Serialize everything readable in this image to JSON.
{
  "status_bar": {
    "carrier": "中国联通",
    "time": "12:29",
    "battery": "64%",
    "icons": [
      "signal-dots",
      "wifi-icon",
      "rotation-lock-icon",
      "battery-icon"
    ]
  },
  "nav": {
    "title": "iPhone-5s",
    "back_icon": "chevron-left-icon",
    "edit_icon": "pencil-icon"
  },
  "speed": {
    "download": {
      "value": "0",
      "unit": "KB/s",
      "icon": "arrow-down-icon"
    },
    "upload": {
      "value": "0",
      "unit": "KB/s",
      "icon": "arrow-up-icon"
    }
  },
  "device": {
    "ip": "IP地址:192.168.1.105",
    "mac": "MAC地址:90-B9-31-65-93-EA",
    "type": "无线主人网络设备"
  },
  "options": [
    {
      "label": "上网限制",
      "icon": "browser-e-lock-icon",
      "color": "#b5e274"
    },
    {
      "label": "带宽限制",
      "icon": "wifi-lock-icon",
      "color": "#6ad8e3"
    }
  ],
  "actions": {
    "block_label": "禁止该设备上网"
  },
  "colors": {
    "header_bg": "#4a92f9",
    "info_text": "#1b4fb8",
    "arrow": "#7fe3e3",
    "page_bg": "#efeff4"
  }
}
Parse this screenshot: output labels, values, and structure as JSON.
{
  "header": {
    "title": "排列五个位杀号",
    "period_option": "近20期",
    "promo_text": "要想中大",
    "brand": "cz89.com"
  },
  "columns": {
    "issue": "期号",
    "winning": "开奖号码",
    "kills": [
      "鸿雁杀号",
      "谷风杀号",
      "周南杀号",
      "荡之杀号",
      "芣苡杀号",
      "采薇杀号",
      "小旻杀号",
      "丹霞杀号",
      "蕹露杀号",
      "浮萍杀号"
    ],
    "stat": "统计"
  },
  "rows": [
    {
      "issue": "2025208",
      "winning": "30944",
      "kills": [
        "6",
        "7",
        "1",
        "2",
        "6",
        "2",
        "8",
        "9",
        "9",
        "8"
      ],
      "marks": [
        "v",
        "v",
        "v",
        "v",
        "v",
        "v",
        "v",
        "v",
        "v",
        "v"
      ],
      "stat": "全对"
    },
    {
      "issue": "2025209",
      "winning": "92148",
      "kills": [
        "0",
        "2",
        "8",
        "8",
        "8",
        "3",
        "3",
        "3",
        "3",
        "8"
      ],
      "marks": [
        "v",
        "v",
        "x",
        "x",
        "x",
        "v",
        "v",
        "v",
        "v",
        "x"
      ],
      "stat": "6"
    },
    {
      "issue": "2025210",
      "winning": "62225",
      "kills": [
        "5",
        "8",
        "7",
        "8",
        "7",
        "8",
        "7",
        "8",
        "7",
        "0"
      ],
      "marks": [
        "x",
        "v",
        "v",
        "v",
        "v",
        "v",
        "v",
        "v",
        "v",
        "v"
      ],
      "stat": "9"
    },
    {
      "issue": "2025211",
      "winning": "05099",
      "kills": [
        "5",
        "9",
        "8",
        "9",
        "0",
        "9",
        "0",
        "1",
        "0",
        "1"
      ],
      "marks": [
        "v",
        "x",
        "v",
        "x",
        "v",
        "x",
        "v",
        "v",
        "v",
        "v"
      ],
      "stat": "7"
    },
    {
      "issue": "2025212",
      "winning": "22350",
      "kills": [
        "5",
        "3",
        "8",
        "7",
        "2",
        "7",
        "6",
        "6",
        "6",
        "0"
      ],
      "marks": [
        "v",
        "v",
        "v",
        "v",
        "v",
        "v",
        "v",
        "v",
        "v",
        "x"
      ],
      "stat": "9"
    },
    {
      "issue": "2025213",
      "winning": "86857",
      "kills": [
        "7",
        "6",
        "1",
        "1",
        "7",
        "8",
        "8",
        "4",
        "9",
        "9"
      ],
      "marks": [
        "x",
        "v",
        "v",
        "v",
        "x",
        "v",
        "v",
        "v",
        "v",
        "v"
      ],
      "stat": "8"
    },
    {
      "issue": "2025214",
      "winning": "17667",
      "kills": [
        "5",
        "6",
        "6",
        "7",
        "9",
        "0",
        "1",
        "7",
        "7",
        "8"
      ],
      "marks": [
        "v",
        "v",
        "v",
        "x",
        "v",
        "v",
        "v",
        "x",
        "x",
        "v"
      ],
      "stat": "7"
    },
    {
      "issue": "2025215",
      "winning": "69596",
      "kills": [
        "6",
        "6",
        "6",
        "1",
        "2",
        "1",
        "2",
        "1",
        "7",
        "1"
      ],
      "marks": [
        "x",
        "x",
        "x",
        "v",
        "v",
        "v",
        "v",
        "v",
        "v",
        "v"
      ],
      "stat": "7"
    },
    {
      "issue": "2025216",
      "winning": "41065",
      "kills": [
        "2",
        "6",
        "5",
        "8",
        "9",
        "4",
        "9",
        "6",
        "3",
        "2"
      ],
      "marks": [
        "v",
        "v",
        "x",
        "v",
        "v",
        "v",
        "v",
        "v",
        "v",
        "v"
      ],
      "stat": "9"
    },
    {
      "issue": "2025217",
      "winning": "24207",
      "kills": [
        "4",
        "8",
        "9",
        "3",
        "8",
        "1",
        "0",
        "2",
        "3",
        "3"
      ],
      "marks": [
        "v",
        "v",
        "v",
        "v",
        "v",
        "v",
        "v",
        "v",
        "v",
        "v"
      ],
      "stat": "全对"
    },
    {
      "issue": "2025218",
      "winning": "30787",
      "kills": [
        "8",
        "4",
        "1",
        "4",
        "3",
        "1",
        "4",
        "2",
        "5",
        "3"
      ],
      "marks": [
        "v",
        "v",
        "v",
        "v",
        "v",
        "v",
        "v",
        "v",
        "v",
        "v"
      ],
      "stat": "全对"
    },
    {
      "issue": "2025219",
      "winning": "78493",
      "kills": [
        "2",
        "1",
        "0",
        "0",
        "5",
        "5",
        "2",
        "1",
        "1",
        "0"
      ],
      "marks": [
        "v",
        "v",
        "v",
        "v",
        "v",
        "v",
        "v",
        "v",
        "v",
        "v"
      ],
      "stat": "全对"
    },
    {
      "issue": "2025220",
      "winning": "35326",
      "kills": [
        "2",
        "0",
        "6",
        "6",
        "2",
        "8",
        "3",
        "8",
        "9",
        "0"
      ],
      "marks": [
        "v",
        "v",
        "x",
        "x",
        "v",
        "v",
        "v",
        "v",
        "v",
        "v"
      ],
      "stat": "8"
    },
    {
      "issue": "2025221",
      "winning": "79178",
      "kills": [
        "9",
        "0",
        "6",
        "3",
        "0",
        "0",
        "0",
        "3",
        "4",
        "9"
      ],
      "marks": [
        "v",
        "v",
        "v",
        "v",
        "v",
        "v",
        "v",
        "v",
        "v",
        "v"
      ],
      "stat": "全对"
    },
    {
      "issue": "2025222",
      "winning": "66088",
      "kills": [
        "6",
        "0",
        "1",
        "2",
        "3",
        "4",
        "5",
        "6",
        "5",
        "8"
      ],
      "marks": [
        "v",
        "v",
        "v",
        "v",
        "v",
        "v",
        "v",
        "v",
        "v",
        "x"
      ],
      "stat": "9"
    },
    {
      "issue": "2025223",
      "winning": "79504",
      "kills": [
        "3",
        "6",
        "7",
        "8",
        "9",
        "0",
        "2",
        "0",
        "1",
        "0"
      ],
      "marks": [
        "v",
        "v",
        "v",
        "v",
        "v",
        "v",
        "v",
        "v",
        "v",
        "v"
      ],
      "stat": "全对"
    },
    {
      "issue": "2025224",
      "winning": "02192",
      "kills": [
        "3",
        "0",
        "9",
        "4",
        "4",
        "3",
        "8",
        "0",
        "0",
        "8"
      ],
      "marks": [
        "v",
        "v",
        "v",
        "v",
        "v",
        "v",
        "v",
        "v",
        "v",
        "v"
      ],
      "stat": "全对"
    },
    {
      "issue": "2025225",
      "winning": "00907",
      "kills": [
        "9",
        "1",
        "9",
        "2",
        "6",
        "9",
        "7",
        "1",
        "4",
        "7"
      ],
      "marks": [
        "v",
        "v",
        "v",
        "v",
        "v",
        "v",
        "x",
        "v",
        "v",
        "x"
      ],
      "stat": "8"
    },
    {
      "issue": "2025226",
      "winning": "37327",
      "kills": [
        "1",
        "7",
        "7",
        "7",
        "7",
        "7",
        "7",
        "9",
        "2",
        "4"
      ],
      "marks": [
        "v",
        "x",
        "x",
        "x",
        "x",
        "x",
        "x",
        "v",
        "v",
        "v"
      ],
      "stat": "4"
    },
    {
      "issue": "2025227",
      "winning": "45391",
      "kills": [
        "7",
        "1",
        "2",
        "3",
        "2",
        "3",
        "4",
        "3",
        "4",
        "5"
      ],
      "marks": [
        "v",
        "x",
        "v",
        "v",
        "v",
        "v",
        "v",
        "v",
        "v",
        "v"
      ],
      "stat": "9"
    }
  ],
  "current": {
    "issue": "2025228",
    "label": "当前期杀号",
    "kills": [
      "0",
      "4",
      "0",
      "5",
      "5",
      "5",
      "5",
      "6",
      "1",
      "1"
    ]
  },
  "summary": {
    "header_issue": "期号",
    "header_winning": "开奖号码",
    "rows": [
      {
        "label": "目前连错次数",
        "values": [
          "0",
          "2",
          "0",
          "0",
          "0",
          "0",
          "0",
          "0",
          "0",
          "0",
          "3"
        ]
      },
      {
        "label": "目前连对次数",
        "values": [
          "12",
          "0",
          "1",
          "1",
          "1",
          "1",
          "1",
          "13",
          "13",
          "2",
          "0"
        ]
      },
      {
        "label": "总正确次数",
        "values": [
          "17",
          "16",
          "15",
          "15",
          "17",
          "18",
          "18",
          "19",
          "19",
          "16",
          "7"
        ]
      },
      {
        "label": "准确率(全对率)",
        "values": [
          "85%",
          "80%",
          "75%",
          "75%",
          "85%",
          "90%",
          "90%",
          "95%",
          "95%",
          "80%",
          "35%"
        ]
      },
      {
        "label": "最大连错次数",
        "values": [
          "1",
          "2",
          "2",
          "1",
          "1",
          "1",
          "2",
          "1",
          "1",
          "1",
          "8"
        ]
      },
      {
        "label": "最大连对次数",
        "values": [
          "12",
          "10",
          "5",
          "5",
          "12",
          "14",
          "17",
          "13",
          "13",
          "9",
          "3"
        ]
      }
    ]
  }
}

# Objective
Give only the number of lines that include the word "this".

# Reply to the task
2